● **Aim of the exercise**
Look through the data below. Collect every line where the word "true" occurs.

● **Data provided**
☆ ☆ ☆

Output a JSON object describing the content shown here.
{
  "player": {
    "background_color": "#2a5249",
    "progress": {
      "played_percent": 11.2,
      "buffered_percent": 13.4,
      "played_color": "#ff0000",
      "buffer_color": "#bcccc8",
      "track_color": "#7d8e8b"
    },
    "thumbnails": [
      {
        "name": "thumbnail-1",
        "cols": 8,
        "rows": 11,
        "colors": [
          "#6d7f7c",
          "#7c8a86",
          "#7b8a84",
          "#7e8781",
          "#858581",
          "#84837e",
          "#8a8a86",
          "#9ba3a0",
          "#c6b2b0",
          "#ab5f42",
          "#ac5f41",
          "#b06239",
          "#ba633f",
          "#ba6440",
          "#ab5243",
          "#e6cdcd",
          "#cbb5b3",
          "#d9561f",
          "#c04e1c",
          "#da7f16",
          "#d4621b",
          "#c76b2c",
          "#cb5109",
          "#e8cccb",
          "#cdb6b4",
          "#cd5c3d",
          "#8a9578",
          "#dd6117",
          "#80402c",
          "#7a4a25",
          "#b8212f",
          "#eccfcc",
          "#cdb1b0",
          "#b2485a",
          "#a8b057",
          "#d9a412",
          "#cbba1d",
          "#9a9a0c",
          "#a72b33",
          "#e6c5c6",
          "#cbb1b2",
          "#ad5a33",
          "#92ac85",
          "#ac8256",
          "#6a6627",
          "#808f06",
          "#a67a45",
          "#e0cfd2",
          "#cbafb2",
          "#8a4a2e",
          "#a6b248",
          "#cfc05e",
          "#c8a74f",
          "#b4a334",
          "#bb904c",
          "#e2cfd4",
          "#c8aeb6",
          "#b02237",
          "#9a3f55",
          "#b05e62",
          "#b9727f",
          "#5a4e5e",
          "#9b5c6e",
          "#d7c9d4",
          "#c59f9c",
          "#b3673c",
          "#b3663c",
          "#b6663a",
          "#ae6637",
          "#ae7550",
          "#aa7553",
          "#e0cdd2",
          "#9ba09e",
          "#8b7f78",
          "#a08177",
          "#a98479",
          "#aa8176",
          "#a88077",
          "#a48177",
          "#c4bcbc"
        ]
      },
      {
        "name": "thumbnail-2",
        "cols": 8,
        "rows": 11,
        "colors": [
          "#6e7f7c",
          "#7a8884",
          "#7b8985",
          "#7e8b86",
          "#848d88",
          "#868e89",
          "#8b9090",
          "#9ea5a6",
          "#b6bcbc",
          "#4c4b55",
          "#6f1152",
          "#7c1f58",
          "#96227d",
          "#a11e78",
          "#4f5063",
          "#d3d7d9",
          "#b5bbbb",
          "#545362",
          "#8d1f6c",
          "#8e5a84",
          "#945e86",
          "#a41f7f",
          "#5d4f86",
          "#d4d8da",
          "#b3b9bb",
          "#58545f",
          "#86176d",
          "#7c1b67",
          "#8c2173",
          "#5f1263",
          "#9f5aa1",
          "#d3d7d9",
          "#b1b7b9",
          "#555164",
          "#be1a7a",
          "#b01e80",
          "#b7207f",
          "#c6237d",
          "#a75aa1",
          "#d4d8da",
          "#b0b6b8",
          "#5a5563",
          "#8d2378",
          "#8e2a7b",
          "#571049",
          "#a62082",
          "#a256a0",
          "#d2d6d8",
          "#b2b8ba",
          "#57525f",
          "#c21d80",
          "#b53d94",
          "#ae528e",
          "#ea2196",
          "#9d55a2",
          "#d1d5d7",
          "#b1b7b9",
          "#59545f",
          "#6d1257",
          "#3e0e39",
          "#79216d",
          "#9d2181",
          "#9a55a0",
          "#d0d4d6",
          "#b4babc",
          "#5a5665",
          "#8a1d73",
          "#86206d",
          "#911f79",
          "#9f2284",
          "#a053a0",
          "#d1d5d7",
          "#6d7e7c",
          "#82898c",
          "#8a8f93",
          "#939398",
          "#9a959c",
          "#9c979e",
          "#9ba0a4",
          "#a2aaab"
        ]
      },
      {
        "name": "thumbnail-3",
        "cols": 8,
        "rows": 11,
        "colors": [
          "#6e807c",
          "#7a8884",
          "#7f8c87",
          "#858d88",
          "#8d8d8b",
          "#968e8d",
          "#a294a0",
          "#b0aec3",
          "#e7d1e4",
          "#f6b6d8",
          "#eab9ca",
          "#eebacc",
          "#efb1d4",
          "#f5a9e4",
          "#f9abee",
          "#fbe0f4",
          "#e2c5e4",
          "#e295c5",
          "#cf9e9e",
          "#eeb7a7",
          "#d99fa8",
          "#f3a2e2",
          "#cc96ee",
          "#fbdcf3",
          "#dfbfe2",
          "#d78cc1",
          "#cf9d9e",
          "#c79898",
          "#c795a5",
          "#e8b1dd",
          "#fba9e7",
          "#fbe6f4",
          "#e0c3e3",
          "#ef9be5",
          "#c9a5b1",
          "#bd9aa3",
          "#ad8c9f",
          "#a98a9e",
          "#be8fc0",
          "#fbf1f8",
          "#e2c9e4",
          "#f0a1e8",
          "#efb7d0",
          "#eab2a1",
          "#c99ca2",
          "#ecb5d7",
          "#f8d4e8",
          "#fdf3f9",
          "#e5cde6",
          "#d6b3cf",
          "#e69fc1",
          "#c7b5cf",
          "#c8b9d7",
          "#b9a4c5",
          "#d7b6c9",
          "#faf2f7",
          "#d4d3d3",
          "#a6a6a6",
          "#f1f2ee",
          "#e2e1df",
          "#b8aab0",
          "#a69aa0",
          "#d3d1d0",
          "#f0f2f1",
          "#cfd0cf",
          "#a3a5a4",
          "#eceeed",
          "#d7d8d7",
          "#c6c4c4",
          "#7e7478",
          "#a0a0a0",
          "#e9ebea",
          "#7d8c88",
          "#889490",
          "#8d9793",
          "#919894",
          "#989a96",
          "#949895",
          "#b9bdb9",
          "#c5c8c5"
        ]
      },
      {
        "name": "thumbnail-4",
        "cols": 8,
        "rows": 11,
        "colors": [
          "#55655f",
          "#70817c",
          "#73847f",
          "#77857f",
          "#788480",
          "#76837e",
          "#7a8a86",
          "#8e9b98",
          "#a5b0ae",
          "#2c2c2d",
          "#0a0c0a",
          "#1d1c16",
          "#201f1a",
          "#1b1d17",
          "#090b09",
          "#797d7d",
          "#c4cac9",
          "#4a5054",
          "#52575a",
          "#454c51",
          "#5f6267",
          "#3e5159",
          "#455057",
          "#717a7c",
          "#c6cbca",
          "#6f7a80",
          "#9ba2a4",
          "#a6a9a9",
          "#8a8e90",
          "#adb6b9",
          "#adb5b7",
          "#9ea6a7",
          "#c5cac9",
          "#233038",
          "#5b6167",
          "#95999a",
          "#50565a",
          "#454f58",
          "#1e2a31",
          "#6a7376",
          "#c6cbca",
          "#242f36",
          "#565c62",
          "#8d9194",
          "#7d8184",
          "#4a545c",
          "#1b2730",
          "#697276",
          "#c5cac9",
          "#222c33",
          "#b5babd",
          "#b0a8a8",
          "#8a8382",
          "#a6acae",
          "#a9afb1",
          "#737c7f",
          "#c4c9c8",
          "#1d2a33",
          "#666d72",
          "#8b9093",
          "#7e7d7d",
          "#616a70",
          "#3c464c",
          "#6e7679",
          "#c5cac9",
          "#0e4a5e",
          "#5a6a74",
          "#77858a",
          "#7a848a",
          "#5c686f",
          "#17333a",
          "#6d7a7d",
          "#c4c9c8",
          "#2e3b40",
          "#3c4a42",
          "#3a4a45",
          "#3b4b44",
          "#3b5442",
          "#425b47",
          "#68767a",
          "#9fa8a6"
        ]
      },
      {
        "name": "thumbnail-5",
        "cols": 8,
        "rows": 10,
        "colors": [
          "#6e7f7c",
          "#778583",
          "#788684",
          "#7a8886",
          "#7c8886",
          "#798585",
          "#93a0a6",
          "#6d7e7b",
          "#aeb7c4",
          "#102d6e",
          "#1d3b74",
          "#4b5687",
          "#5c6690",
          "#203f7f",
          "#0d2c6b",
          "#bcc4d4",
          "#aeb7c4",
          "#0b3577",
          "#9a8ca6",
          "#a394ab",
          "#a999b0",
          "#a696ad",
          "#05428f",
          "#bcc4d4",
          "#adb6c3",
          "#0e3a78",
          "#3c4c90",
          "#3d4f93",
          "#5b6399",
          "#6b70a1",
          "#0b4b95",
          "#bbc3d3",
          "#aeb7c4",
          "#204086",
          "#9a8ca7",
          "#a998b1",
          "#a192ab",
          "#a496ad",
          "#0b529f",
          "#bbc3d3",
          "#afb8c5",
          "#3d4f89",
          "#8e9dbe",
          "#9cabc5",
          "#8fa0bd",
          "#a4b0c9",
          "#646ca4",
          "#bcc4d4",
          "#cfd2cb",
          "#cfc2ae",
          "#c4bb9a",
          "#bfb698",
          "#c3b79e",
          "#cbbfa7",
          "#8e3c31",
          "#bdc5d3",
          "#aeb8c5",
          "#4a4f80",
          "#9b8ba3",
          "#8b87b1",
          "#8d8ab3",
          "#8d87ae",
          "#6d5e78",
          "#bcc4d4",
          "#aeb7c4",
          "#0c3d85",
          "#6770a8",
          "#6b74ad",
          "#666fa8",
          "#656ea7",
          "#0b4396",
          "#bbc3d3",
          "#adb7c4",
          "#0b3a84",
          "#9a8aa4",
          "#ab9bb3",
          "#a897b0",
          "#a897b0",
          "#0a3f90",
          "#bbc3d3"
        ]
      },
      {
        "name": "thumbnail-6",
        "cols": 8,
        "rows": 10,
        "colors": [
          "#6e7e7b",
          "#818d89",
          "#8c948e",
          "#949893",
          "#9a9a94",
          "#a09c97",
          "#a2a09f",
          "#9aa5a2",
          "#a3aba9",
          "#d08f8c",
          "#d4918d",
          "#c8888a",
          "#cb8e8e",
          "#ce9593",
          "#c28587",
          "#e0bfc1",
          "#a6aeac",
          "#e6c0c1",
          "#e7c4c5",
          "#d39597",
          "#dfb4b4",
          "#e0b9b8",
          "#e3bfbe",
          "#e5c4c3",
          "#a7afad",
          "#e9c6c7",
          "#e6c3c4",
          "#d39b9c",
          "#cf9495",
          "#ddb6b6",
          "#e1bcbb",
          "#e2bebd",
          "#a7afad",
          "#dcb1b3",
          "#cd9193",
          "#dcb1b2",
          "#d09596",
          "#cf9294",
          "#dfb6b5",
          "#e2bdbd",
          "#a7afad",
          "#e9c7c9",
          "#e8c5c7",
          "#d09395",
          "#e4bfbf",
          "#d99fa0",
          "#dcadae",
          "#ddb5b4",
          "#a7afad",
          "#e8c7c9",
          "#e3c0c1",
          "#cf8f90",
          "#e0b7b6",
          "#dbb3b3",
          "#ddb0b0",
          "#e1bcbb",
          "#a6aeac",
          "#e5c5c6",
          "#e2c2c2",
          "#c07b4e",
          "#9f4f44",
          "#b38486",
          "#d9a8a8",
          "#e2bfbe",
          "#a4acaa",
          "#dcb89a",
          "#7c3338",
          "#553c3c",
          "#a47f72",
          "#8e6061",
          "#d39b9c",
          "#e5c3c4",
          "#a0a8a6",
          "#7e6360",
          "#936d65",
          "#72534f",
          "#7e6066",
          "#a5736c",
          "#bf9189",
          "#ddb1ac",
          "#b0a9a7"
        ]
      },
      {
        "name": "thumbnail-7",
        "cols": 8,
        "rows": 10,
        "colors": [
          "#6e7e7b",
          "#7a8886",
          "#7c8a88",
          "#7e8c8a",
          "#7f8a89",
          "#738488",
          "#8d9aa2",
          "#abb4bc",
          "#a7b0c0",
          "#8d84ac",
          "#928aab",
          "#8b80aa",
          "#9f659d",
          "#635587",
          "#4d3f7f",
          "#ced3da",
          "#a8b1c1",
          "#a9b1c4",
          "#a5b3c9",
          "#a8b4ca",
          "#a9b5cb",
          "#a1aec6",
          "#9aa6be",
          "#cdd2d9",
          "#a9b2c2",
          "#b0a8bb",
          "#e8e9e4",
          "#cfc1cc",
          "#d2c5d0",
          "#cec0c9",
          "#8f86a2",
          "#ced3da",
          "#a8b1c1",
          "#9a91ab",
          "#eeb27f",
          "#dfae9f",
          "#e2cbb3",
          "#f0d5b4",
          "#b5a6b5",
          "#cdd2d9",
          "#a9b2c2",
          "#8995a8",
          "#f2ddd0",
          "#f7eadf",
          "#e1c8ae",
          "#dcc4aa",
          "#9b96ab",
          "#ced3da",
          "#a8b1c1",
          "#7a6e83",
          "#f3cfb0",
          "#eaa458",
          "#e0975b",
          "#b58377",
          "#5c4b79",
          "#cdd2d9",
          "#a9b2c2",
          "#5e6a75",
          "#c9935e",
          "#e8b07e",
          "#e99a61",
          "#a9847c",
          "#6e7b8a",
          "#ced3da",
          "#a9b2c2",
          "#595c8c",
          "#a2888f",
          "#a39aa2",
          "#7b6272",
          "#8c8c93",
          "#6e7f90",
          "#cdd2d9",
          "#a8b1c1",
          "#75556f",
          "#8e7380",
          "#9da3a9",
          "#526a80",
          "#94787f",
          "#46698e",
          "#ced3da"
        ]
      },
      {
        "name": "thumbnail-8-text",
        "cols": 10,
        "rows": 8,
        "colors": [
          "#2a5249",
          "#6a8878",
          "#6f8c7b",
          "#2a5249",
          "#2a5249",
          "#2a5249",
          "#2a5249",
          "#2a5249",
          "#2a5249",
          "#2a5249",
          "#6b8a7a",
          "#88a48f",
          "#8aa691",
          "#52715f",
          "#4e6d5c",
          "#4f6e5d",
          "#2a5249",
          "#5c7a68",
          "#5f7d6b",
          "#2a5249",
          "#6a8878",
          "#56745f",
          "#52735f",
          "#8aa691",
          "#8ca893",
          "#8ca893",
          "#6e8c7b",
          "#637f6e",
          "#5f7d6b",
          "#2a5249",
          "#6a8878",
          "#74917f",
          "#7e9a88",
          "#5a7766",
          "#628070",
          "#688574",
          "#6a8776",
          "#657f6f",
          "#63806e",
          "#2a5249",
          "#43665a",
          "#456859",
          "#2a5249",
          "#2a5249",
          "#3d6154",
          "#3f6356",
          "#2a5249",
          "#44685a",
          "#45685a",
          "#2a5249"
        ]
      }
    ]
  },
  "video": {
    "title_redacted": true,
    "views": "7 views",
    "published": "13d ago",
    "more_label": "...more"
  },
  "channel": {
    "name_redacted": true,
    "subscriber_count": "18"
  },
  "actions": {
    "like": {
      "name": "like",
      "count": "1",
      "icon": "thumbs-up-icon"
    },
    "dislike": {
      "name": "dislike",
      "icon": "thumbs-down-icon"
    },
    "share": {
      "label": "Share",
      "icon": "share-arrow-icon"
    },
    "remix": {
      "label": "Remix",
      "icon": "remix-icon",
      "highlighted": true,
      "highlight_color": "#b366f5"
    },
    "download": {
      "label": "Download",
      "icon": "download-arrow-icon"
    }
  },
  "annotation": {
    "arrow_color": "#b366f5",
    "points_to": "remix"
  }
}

☆ ☆ ☆

● **Answer to the exercise**
    "title_redacted": true,
    "name_redacted": true,
      "highlighted": true,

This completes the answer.